Repeat the records in full and exactly, omitting pictures.

**Exercise input:**
===
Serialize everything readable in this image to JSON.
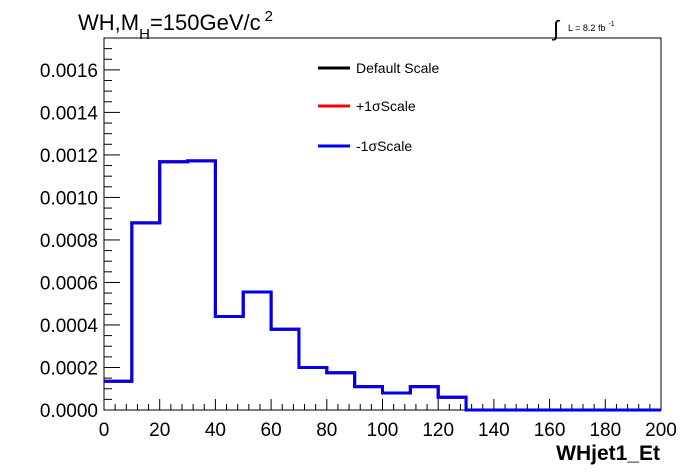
{
  "header": {
    "title_main": "WH,M",
    "title_sub": "H",
    "title_rest": "=150GeV/c",
    "title_sup": "2",
    "lumi_integral": "∫",
    "lumi_text": "L = 8.2 fb",
    "lumi_sup": "-1"
  },
  "chart_data": {
    "type": "line",
    "style": "step-histogram",
    "xlabel": "WHjet1_Et",
    "ylabel": "",
    "xlim": [
      0,
      200
    ],
    "ylim": [
      0,
      0.00175
    ],
    "x_ticks": [
      0,
      20,
      40,
      60,
      80,
      100,
      120,
      140,
      160,
      180,
      200
    ],
    "y_ticks": [
      "0.0000",
      "0.0002",
      "0.0004",
      "0.0006",
      "0.0008",
      "0.0010",
      "0.0012",
      "0.0014",
      "0.0016"
    ],
    "grid": false,
    "legend_position": "top-center",
    "bin_edges": [
      0,
      10,
      20,
      30,
      40,
      50,
      60,
      70,
      80,
      90,
      100,
      110,
      120,
      130,
      140,
      150,
      160,
      170,
      180,
      190,
      200
    ],
    "series": [
      {
        "name": "Default Scale",
        "color": "#000000",
        "values": [
          0.000135,
          0.00088,
          0.001168,
          0.001172,
          0.00044,
          0.000555,
          0.00038,
          0.0002,
          0.000175,
          0.00011,
          8e-05,
          0.00011,
          6e-05,
          0,
          0,
          0,
          0,
          0,
          0,
          0
        ]
      },
      {
        "name": "+1σScale",
        "color": "#ff0000",
        "values": [
          0.000135,
          0.00088,
          0.001168,
          0.001172,
          0.00044,
          0.000555,
          0.00038,
          0.0002,
          0.000175,
          0.00011,
          8e-05,
          0.00011,
          6e-05,
          0,
          0,
          0,
          0,
          0,
          0,
          0
        ]
      },
      {
        "name": "-1σScale",
        "color": "#0000ee",
        "values": [
          0.000135,
          0.00088,
          0.001168,
          0.001172,
          0.00044,
          0.000555,
          0.00038,
          0.0002,
          0.000175,
          0.00011,
          8e-05,
          0.00011,
          6e-05,
          0,
          0,
          0,
          0,
          0,
          0,
          0
        ]
      }
    ]
  }
}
===
**Reply:**
Serialize everything readable in this image to JSON.
{
  "header": {
    "title_main": "WH,M",
    "title_sub": "H",
    "title_rest": "=150GeV/c",
    "title_sup": "2",
    "lumi_integral": "∫",
    "lumi_text": "L = 8.2 fb",
    "lumi_sup": "-1"
  },
  "chart_data": {
    "type": "line",
    "style": "step-histogram",
    "xlabel": "WHjet1_Et",
    "ylabel": "",
    "xlim": [
      0,
      200
    ],
    "ylim": [
      0,
      0.00175
    ],
    "x_ticks": [
      0,
      20,
      40,
      60,
      80,
      100,
      120,
      140,
      160,
      180,
      200
    ],
    "y_ticks": [
      "0.0000",
      "0.0002",
      "0.0004",
      "0.0006",
      "0.0008",
      "0.0010",
      "0.0012",
      "0.0014",
      "0.0016"
    ],
    "grid": false,
    "legend_position": "top-center",
    "bin_edges": [
      0,
      10,
      20,
      30,
      40,
      50,
      60,
      70,
      80,
      90,
      100,
      110,
      120,
      130,
      140,
      150,
      160,
      170,
      180,
      190,
      200
    ],
    "series": [
      {
        "name": "Default Scale",
        "color": "#000000",
        "values": [
          0.000135,
          0.00088,
          0.001168,
          0.001172,
          0.00044,
          0.000555,
          0.00038,
          0.0002,
          0.000175,
          0.00011,
          8e-05,
          0.00011,
          6e-05,
          0,
          0,
          0,
          0,
          0,
          0,
          0
        ]
      },
      {
        "name": "+1σScale",
        "color": "#ff0000",
        "values": [
          0.000135,
          0.00088,
          0.001168,
          0.001172,
          0.00044,
          0.000555,
          0.00038,
          0.0002,
          0.000175,
          0.00011,
          8e-05,
          0.00011,
          6e-05,
          0,
          0,
          0,
          0,
          0,
          0,
          0
        ]
      },
      {
        "name": "-1σScale",
        "color": "#0000ee",
        "values": [
          0.000135,
          0.00088,
          0.001168,
          0.001172,
          0.00044,
          0.000555,
          0.00038,
          0.0002,
          0.000175,
          0.00011,
          8e-05,
          0.00011,
          6e-05,
          0,
          0,
          0,
          0,
          0,
          0,
          0
        ]
      }
    ]
  }
}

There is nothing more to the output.